OBJECTIVE
Give only the number of lines in the data file below that contain the word "loading".

(Part of a data file)
--- begin ---
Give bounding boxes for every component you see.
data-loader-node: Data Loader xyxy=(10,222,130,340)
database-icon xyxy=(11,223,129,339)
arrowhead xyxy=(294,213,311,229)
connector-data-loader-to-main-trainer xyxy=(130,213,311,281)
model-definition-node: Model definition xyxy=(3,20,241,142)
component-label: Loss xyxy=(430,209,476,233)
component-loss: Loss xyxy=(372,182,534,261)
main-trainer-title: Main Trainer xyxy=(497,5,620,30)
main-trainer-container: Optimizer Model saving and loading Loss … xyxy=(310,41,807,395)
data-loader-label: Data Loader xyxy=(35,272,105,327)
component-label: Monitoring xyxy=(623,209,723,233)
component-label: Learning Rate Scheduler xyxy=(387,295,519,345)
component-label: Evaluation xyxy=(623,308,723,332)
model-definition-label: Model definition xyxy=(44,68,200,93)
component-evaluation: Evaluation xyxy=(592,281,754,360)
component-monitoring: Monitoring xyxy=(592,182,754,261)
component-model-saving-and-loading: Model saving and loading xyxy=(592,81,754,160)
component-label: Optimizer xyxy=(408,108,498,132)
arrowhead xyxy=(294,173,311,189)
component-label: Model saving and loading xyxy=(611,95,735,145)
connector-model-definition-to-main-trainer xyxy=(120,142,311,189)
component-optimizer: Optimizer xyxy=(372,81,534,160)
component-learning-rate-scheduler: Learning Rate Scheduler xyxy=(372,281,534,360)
--- end ---
RESPONSE
3